Input records.

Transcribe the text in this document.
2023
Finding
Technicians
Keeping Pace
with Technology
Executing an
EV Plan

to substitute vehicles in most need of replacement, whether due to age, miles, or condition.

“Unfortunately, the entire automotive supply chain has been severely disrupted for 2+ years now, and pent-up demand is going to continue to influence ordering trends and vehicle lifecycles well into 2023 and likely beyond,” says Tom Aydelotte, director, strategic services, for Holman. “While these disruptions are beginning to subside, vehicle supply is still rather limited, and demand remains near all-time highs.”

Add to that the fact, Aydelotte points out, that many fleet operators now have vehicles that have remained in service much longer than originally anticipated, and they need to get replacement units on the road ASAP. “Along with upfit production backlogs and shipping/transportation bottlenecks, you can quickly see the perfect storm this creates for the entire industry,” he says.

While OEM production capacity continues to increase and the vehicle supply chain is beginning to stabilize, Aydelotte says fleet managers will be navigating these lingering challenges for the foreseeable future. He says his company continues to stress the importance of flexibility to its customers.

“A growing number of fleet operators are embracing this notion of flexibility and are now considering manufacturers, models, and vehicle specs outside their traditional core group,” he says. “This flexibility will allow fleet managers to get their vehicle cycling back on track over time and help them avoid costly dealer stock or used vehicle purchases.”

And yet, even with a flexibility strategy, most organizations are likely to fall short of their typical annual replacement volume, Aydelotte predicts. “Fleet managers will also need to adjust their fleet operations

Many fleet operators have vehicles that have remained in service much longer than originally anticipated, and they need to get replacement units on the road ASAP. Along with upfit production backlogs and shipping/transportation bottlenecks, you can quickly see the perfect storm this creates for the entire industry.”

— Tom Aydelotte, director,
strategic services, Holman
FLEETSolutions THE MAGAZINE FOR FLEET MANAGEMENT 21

What the task requires. All the entries above need to be reproduced exactly.

Output for this exercise.
Transcribe the text in this document.
2023
Finding
Technicians
Keeping Pace
with Technology
Executing an
EV Plan

to substitute vehicles in most need of replacement, whether due to age, miles, or condition.

“Unfortunately, the entire automotive supply chain has been severely disrupted for 2+ years now, and pent-up demand is going to continue to influence ordering trends and vehicle lifecycles well into 2023 and likely beyond,” says Tom Aydelotte, director, strategic services, for Holman. “While these disruptions are beginning to subside, vehicle supply is still rather limited, and demand remains near all-time highs.”

Add to that the fact, Aydelotte points out, that many fleet operators now have vehicles that have remained in service much longer than originally anticipated, and they need to get replacement units on the road ASAP. “Along with upfit production backlogs and shipping/transportation bottlenecks, you can quickly see the perfect storm this creates for the entire industry,” he says.

While OEM production capacity continues to increase and the vehicle supply chain is beginning to stabilize, Aydelotte says fleet managers will be navigating these lingering challenges for the foreseeable future. He says his company continues to stress the importance of flexibility to its customers.

“A growing number of fleet operators are embracing this notion of flexibility and are now considering manufacturers, models, and vehicle specs outside their traditional core group,” he says. “This flexibility will allow fleet managers to get their vehicle cycling back on track over time and help them avoid costly dealer stock or used vehicle purchases.”

And yet, even with a flexibility strategy, most organizations are likely to fall short of their typical annual replacement volume, Aydelotte predicts. “Fleet managers will also need to adjust their fleet operations

Many fleet operators have vehicles that have remained in service much longer than originally anticipated, and they need to get replacement units on the road ASAP. Along with upfit production backlogs and shipping/transportation bottlenecks, you can quickly see the perfect storm this creates for the entire industry.”

— Tom Aydelotte, director,
strategic services, Holman
FLEETSolutions THE MAGAZINE FOR FLEET MANAGEMENT 21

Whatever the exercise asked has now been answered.